Excerpts from a layout annotation set
(begin)

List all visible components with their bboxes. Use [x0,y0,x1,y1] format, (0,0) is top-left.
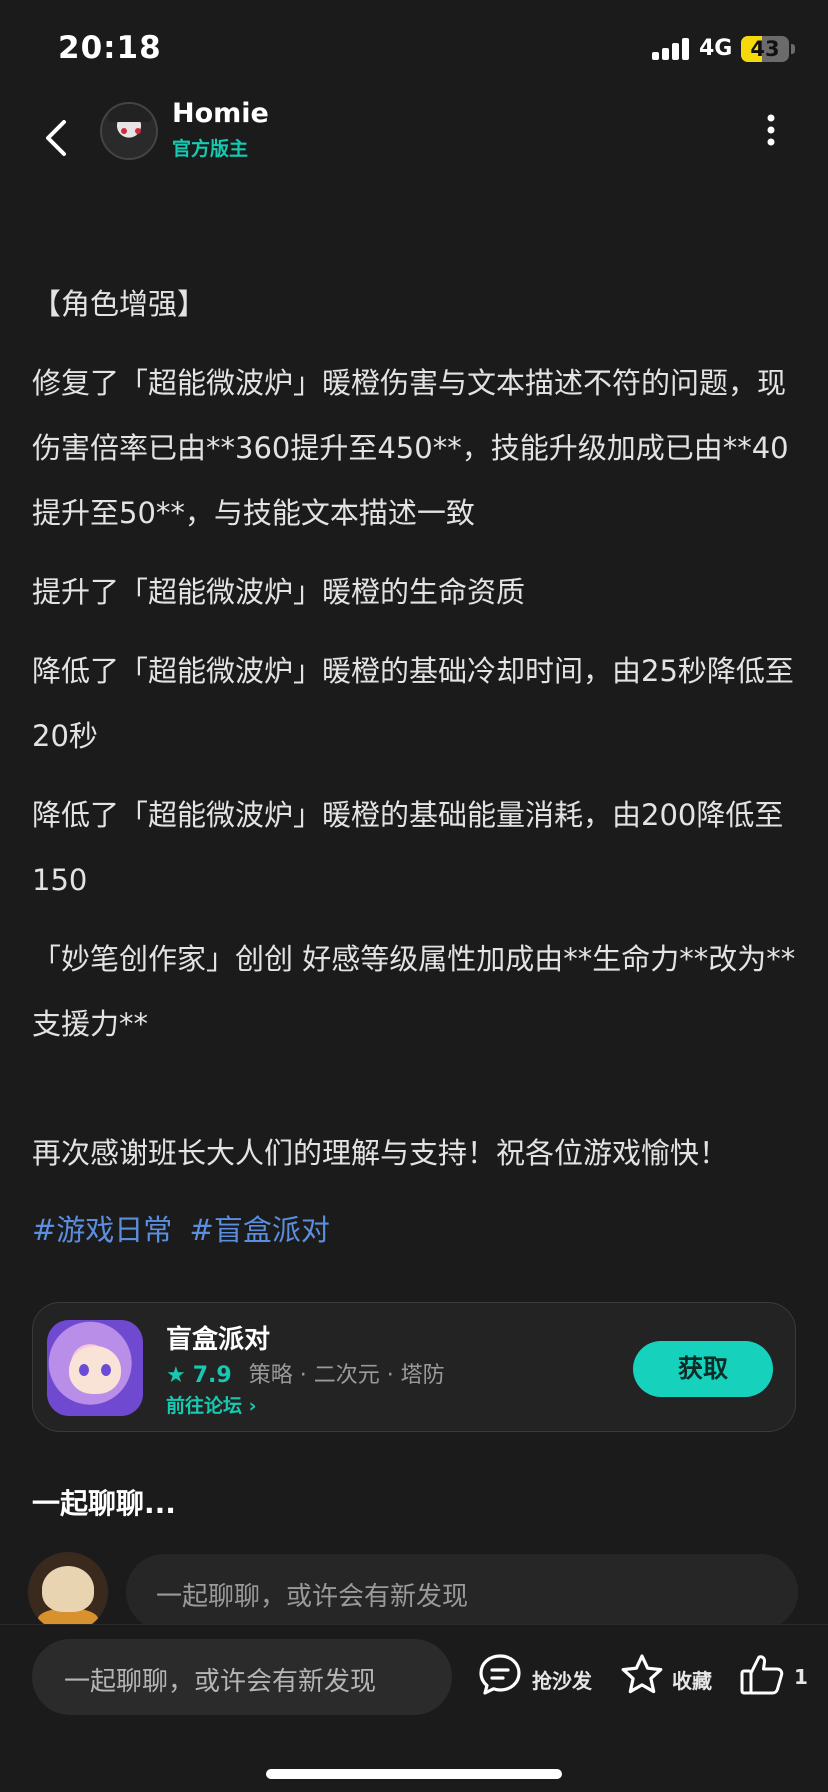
post-paragraph: 降低了「超能微波炉」暖橙的基础冷却时间，由25秒降低至20秒 [32,654,794,753]
status-bar: 20:18 4G 43 [0,0,828,96]
user-role-badge: 官方版主 [172,138,249,160]
bottom-comment-input[interactable]: 一起聊聊，或许会有新发现 [32,1639,452,1715]
post-header: Homie 官方版主 [0,96,828,188]
network-type: 4G [699,36,733,61]
like-count: 1 [794,1665,808,1689]
post-section-title: 【角色增强】 [32,287,207,321]
tag-link[interactable]: #盲盒派对 [190,1213,330,1247]
star-icon [621,1654,663,1694]
user-name[interactable]: Homie [172,98,269,129]
get-button[interactable]: 获取 [633,1341,773,1397]
post-content: 【角色增强】 修复了「超能微波炉」暖橙伤害与文本描述不符的问题，现伤害倍率已由*… [32,272,802,1260]
comment-input-placeholder: 一起聊聊，或许会有新发现 [156,1582,469,1612]
status-time: 20:18 [58,30,162,66]
chevron-left-icon [46,120,66,156]
tag-link[interactable]: #游戏日常 [32,1213,172,1247]
game-card[interactable]: 盲盒派对 ★ 7.9 策略 · 二次元 · 塔防 前往论坛 › 获取 [32,1302,796,1432]
favorite-label: 收藏 [672,1669,712,1693]
bottom-input-placeholder: 一起聊聊，或许会有新发现 [64,1667,377,1697]
post-paragraph: 降低了「超能微波炉」暖橙的基础能量消耗，由200降低至150 [32,798,784,897]
favorite-button[interactable]: 收藏 [618,1651,718,1705]
screen: 20:18 4G 43 Homie 官方版主 【角色增强】 修复了「超能微波炉」… [0,0,828,1792]
forum-link[interactable]: 前往论坛 › [166,1391,256,1418]
game-rating: 7.9 [192,1363,232,1388]
thumbs-up-icon [740,1655,784,1695]
game-icon [47,1320,143,1416]
post-paragraph: 再次感谢班长大人们的理解与支持！祝各位游戏愉快！ [32,1136,729,1170]
home-indicator [266,1769,562,1779]
back-button[interactable] [36,108,80,168]
avatar[interactable] [100,102,158,160]
comment-icon [479,1654,521,1695]
battery-tip [791,44,795,54]
post-paragraph: 提升了「超能微波炉」暖橙的生命资质 [32,575,526,609]
signal-icon [652,38,692,60]
more-button[interactable] [754,110,788,150]
bottom-action-bar: 一起聊聊，或许会有新发现 抢沙发 收藏 1 [0,1624,828,1792]
sofa-button[interactable]: 抢沙发 [476,1651,592,1705]
game-name: 盲盒派对 [166,1325,271,1355]
current-user-avatar [28,1552,108,1632]
battery-icon: 43 [741,36,789,62]
chat-section-title: 一起聊聊... [32,1487,176,1520]
sofa-label: 抢沙发 [532,1669,592,1693]
game-meta: ★ 7.9 策略 · 二次元 · 塔防 [166,1357,445,1389]
like-button[interactable]: 1 [738,1651,808,1705]
tag-list: #游戏日常 #盲盒派对 [32,1200,802,1260]
rating-star-icon: ★ [166,1363,186,1388]
post-paragraph: 修复了「超能微波炉」暖橙伤害与文本描述不符的问题，现伤害倍率已由**360提升至… [32,366,789,530]
battery-level: 43 [750,37,780,61]
game-categories: 策略 · 二次元 · 塔防 [248,1363,445,1388]
comment-input[interactable]: 一起聊聊，或许会有新发现 [126,1554,798,1630]
more-vertical-icon [767,114,775,146]
post-paragraph: 「妙笔创作家」创创 好感等级属性加成由**生命力**改为**支援力** [32,942,796,1041]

(end)

Problem to work on
Can you rewrite the rows above, swapping every "tag-link" for "hashtag-link" and changing nothing else? Leave the picture out of your answer.

Complete response
List all visible components with their bboxes. Use [x0,y0,x1,y1] format, (0,0) is top-left.
post-paragraph: 降低了「超能微波炉」暖橙的基础冷却时间，由25秒降低至20秒 [32,654,794,753]
status-bar: 20:18 4G 43 [0,0,828,96]
user-role-badge: 官方版主 [172,138,249,160]
bottom-comment-input[interactable]: 一起聊聊，或许会有新发现 [32,1639,452,1715]
post-header: Homie 官方版主 [0,96,828,188]
network-type: 4G [699,36,733,61]
like-count: 1 [794,1665,808,1689]
post-section-title: 【角色增强】 [32,287,207,321]
hashtag-link[interactable]: #盲盒派对 [190,1213,330,1247]
star-icon [621,1654,663,1694]
user-name[interactable]: Homie [172,98,269,129]
get-button[interactable]: 获取 [633,1341,773,1397]
post-content: 【角色增强】 修复了「超能微波炉」暖橙伤害与文本描述不符的问题，现伤害倍率已由*… [32,272,802,1260]
comment-input-placeholder: 一起聊聊，或许会有新发现 [156,1582,469,1612]
status-time: 20:18 [58,30,162,66]
chevron-left-icon [46,120,66,156]
hashtag-link[interactable]: #游戏日常 [32,1213,172,1247]
game-card[interactable]: 盲盒派对 ★ 7.9 策略 · 二次元 · 塔防 前往论坛 › 获取 [32,1302,796,1432]
favorite-label: 收藏 [672,1669,712,1693]
bottom-input-placeholder: 一起聊聊，或许会有新发现 [64,1667,377,1697]
post-paragraph: 降低了「超能微波炉」暖橙的基础能量消耗，由200降低至150 [32,798,784,897]
favorite-button[interactable]: 收藏 [618,1651,718,1705]
screen: 20:18 4G 43 Homie 官方版主 【角色增强】 修复了「超能微波炉」… [0,0,828,1792]
forum-link[interactable]: 前往论坛 › [166,1391,256,1418]
game-rating: 7.9 [192,1363,232,1388]
thumbs-up-icon [740,1655,784,1695]
game-icon [47,1320,143,1416]
post-paragraph: 再次感谢班长大人们的理解与支持！祝各位游戏愉快！ [32,1136,729,1170]
home-indicator [266,1769,562,1779]
back-button[interactable] [36,108,80,168]
avatar[interactable] [100,102,158,160]
comment-icon [479,1654,521,1695]
battery-tip [791,44,795,54]
post-paragraph: 提升了「超能微波炉」暖橙的生命资质 [32,575,526,609]
signal-icon [652,38,692,60]
more-button[interactable] [754,110,788,150]
bottom-action-bar: 一起聊聊，或许会有新发现 抢沙发 收藏 1 [0,1624,828,1792]
sofa-button[interactable]: 抢沙发 [476,1651,592,1705]
game-name: 盲盒派对 [166,1325,271,1355]
current-user-avatar [28,1552,108,1632]
battery-icon: 43 [741,36,789,62]
chat-section-title: 一起聊聊... [32,1487,176,1520]
sofa-label: 抢沙发 [532,1669,592,1693]
game-meta: ★ 7.9 策略 · 二次元 · 塔防 [166,1357,445,1389]
like-button[interactable]: 1 [738,1651,808,1705]
tag-list: #游戏日常 #盲盒派对 [32,1200,802,1260]
rating-star-icon: ★ [166,1363,186,1388]
post-paragraph: 修复了「超能微波炉」暖橙伤害与文本描述不符的问题，现伤害倍率已由**360提升至… [32,366,789,530]
battery-level: 43 [750,37,780,61]
game-categories: 策略 · 二次元 · 塔防 [248,1363,445,1388]
comment-input[interactable]: 一起聊聊，或许会有新发现 [126,1554,798,1630]
more-vertical-icon [767,114,775,146]
post-paragraph: 「妙笔创作家」创创 好感等级属性加成由**生命力**改为**支援力** [32,942,796,1041]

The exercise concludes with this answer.